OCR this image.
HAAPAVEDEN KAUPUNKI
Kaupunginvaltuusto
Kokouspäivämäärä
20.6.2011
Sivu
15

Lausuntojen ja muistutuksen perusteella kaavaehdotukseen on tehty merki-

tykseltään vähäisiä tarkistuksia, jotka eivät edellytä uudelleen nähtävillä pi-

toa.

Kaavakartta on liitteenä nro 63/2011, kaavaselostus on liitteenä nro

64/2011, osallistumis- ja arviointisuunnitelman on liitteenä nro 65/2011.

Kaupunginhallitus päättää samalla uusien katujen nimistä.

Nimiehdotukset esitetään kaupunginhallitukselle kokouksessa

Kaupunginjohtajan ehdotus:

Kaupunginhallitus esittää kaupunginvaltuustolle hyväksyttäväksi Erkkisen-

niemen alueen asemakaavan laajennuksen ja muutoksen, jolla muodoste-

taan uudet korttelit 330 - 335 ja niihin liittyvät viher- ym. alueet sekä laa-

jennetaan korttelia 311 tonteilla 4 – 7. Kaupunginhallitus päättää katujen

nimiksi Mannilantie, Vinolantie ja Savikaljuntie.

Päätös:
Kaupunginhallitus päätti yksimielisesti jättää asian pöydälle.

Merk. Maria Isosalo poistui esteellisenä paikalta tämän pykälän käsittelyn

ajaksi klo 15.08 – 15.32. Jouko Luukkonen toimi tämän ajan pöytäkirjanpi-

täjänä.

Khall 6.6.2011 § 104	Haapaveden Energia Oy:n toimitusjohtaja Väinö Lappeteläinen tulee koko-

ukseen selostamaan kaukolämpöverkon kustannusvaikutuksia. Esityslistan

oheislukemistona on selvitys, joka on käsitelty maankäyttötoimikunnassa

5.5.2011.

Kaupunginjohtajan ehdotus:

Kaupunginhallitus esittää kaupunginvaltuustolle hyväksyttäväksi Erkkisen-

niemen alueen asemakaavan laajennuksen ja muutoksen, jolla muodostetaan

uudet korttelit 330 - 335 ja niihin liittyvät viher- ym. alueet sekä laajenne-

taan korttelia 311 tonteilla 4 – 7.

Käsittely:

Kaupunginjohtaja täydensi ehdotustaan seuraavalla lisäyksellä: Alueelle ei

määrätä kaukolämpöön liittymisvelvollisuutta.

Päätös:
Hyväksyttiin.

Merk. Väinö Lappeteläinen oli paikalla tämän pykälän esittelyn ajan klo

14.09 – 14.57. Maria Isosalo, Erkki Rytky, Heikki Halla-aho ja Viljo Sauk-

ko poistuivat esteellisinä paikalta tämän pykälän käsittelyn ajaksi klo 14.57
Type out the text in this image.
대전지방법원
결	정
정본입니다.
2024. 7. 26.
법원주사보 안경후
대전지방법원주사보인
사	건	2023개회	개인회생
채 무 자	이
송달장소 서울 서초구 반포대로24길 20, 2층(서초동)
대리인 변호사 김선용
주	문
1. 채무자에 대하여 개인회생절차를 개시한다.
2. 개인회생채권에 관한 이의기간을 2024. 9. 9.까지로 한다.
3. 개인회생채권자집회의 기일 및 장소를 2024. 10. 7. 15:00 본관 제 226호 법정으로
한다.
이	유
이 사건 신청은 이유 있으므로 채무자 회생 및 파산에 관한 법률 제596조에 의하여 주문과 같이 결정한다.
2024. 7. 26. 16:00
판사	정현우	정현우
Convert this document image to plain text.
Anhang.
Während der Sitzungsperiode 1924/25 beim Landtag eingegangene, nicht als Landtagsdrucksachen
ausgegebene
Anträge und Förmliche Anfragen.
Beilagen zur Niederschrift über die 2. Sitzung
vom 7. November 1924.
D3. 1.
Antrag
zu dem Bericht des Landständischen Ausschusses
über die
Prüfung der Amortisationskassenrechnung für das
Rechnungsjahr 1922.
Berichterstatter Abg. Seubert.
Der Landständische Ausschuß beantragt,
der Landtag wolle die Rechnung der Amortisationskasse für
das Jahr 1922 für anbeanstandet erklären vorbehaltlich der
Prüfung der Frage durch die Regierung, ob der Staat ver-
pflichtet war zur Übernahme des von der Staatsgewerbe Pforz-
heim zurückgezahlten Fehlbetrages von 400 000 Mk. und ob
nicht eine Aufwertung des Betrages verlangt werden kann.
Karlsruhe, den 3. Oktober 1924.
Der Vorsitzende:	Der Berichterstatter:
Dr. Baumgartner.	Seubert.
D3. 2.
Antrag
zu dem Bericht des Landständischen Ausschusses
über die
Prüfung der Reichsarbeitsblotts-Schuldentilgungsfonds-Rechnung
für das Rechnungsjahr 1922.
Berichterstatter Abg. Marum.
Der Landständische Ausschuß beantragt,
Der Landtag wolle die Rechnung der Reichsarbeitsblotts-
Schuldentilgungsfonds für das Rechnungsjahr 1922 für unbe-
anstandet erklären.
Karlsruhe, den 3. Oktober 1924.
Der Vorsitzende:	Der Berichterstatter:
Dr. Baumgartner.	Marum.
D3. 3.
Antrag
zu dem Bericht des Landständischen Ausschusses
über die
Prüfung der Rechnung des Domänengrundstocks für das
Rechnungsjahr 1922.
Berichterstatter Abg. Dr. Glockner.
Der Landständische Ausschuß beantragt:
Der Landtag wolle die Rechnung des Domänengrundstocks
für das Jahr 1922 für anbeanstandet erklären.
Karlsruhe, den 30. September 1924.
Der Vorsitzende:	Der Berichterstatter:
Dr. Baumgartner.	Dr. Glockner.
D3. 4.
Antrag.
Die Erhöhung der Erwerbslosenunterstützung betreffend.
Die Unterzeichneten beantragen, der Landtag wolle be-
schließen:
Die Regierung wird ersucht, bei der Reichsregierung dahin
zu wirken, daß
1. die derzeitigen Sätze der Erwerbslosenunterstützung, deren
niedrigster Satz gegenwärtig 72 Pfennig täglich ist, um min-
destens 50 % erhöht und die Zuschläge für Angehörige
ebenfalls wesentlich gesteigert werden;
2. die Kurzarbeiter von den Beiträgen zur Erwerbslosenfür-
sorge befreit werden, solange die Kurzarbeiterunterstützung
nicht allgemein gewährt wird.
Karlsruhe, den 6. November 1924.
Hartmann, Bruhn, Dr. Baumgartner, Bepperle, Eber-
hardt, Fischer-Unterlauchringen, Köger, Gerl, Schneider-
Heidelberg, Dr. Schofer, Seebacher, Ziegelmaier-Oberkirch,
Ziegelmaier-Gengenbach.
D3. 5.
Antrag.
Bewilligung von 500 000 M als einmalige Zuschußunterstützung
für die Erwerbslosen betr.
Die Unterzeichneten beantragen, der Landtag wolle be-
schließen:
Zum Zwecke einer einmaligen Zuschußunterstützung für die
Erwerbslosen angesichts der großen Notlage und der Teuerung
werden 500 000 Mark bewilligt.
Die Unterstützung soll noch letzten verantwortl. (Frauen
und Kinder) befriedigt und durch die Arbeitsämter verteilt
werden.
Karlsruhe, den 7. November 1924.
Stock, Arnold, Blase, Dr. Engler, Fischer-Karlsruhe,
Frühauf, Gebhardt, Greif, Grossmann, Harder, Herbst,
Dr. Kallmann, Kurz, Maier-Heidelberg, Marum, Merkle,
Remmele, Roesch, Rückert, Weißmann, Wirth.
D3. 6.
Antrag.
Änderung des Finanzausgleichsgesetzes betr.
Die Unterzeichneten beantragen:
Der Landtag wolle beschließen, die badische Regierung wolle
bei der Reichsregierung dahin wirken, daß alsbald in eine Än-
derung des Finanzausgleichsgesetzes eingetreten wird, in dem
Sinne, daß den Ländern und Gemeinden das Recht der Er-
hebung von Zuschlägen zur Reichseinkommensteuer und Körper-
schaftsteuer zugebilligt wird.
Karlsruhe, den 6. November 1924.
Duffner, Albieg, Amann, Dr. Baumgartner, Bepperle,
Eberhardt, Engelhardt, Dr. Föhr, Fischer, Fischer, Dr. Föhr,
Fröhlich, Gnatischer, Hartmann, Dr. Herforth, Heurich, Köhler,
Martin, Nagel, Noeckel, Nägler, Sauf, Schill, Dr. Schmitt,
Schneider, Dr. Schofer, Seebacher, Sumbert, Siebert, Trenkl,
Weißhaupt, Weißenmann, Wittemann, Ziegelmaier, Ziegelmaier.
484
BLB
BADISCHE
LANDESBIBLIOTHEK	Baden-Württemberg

+++++

Task prompt: Copy in full each line that holds the word "Lappeteläinen".

Exercise answer:
Khall 6.6.2011 § 104	Haapaveden Energia Oy:n toimitusjohtaja Väinö Lappeteläinen tulee koko-
Merk. Väinö Lappeteläinen oli paikalla tämän pykälän esittelyn ajan klo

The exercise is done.